[Your goal] Give the number of lines that contain the string "calmar", and nothing else.

[Records for the task]
## start
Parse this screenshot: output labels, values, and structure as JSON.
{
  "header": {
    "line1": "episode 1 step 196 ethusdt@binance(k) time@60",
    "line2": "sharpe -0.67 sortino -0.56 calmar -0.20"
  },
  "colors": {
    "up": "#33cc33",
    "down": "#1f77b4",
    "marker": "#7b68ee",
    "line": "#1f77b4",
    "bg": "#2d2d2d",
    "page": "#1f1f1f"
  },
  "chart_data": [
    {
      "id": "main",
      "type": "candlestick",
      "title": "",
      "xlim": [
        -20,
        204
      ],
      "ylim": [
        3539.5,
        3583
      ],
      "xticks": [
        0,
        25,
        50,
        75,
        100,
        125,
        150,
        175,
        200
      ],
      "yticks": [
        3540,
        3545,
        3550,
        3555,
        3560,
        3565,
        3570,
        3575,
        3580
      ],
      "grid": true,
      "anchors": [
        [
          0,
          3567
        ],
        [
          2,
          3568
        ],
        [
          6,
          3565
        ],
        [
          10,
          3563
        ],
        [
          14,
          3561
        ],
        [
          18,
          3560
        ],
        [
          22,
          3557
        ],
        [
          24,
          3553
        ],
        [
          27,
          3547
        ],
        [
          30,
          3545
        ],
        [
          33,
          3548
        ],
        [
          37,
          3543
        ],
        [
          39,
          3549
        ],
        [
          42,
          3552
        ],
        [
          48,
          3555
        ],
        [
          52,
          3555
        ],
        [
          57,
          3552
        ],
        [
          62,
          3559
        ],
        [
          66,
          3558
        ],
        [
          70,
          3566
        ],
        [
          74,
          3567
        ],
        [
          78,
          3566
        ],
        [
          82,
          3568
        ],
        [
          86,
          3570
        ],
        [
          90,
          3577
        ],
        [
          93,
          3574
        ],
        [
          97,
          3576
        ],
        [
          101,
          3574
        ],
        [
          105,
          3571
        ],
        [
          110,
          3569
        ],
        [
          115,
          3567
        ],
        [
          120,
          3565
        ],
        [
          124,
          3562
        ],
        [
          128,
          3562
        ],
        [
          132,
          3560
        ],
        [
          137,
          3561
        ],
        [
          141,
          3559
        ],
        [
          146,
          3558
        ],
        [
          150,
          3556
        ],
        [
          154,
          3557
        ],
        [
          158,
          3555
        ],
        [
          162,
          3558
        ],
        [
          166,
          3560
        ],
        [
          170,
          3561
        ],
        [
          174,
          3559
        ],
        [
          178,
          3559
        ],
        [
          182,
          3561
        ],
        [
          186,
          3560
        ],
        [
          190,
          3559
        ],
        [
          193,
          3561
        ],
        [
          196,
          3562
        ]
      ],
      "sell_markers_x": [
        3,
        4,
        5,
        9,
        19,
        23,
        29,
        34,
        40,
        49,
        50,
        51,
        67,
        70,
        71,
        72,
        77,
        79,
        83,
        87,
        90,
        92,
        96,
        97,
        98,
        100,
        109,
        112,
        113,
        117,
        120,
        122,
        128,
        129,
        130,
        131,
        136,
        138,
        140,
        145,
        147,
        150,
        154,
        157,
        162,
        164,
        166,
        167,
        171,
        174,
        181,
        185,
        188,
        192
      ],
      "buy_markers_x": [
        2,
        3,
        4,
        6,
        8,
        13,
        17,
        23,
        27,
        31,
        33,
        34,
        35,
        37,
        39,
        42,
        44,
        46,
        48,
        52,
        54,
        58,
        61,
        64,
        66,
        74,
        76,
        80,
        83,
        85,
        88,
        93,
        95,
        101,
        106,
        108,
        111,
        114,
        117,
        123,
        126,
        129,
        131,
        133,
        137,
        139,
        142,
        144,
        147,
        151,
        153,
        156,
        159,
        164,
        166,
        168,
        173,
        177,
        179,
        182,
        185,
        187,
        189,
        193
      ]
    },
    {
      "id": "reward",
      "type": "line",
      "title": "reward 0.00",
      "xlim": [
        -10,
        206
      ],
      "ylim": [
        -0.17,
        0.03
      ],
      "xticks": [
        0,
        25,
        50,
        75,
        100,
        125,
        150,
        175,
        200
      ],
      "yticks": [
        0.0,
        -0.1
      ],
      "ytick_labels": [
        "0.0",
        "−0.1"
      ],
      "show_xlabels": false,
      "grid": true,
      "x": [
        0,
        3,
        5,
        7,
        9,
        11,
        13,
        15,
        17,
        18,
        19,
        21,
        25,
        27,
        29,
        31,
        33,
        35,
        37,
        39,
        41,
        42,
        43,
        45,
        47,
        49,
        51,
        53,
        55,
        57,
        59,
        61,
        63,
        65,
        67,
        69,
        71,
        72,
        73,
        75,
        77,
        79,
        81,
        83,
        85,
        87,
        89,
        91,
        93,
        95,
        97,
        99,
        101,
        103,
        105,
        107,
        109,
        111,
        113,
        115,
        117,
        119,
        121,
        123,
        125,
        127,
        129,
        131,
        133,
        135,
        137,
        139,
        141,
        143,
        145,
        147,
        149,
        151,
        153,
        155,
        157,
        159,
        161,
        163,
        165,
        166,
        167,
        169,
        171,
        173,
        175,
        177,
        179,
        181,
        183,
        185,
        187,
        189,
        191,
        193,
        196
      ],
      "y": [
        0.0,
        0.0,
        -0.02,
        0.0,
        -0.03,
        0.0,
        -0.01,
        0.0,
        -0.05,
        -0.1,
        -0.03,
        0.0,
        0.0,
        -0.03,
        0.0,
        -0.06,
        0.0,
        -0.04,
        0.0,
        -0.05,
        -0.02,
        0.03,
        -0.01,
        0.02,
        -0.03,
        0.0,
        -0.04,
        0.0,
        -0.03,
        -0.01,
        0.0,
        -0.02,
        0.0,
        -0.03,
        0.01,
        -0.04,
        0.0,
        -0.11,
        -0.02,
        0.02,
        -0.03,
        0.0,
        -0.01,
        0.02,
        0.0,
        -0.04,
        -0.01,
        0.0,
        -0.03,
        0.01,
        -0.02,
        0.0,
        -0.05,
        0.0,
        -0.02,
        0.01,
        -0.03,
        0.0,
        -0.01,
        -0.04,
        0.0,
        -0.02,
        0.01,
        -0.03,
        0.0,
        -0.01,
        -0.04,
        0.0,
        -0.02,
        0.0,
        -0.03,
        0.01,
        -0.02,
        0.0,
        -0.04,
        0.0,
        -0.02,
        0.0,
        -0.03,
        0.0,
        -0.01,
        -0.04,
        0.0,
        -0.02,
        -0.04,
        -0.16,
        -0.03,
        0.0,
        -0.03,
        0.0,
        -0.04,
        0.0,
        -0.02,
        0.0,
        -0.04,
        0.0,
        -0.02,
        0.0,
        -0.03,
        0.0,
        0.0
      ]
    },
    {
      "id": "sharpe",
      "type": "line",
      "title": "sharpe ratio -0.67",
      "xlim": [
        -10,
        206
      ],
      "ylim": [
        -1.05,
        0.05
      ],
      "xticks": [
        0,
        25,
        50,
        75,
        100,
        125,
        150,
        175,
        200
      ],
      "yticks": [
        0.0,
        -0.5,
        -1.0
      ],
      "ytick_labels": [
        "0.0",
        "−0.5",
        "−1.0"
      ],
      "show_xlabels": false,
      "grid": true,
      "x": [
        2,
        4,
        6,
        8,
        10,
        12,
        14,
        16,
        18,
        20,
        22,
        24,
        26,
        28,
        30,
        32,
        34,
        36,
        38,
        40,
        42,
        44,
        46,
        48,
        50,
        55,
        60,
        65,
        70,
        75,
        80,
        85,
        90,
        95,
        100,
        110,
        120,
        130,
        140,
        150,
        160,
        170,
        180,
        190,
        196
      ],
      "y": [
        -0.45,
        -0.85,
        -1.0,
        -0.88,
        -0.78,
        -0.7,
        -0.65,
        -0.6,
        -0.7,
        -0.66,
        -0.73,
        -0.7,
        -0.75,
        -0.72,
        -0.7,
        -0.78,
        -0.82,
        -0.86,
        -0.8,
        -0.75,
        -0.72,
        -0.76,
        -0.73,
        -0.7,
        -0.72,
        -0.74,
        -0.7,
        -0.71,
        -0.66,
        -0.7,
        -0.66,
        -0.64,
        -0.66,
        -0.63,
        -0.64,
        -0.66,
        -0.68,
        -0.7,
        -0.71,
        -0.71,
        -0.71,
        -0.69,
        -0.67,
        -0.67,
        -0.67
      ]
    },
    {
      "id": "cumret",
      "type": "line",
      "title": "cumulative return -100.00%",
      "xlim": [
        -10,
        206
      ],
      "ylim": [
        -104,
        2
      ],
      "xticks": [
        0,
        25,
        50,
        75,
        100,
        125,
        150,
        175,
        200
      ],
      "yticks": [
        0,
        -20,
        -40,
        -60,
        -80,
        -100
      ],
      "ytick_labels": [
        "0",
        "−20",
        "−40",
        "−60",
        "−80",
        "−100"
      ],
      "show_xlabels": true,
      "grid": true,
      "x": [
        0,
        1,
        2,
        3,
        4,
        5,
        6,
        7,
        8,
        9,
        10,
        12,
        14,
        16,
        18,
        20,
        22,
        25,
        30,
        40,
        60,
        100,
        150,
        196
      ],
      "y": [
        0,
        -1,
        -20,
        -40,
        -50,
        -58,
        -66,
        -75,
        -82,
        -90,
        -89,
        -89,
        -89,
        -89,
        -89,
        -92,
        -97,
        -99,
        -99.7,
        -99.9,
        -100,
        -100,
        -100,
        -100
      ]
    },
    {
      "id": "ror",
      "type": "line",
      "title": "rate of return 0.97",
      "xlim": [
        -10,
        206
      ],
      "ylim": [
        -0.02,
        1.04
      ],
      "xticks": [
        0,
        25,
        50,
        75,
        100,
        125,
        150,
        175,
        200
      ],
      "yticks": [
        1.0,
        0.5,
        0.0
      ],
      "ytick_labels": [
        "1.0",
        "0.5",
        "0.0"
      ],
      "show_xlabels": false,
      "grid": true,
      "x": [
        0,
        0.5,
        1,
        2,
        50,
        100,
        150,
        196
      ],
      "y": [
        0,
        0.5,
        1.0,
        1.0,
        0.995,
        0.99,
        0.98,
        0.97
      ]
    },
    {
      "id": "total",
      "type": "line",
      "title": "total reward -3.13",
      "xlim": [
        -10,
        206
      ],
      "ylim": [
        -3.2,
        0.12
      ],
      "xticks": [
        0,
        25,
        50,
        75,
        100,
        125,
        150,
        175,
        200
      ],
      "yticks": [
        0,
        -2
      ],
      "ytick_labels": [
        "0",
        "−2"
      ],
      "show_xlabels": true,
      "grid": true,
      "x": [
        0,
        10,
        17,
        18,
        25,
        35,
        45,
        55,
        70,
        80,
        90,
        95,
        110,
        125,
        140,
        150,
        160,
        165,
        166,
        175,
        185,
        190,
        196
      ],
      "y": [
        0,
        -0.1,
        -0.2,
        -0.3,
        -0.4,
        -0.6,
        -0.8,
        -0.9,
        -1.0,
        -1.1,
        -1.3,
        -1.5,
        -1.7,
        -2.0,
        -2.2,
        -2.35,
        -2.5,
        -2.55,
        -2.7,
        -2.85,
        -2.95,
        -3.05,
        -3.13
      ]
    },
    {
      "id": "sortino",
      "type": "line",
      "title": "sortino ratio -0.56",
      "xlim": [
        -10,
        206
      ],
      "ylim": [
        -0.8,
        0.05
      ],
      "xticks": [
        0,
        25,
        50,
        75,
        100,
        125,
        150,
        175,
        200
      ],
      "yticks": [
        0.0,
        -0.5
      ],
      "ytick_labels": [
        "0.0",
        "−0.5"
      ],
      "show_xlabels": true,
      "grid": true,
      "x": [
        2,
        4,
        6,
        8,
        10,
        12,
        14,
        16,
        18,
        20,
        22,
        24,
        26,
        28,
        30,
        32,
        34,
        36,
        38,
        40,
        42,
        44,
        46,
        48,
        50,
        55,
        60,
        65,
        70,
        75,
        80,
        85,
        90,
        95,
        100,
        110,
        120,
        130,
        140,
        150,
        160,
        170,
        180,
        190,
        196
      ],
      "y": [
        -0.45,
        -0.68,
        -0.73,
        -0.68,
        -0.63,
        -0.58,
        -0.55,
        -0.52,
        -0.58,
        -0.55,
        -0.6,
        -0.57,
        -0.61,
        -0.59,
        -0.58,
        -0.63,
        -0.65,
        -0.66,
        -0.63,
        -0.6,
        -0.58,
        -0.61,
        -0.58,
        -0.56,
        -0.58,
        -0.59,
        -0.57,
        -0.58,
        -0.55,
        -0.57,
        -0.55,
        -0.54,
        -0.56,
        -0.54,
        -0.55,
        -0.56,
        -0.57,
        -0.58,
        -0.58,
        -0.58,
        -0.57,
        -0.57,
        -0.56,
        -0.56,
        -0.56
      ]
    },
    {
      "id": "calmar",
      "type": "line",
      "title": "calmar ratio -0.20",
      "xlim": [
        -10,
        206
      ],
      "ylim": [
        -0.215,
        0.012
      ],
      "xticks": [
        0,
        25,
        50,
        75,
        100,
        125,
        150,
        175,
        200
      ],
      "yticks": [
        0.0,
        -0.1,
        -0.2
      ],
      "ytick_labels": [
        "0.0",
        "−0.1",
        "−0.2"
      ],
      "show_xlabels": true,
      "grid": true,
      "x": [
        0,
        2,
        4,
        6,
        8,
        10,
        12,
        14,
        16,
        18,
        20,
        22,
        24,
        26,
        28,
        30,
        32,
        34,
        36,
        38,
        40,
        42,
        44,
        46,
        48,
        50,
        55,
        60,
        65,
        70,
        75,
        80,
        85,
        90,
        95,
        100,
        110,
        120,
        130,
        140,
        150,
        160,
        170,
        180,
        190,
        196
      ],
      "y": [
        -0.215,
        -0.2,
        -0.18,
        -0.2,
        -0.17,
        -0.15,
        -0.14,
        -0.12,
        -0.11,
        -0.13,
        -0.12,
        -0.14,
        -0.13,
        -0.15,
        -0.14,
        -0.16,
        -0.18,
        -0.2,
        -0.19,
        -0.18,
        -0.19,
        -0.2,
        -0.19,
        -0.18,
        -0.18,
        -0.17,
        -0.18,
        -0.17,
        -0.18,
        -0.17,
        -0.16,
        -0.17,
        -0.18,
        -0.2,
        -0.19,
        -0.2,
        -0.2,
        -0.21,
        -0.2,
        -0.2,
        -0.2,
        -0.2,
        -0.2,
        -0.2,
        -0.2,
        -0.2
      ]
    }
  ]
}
## end
[The reply] 3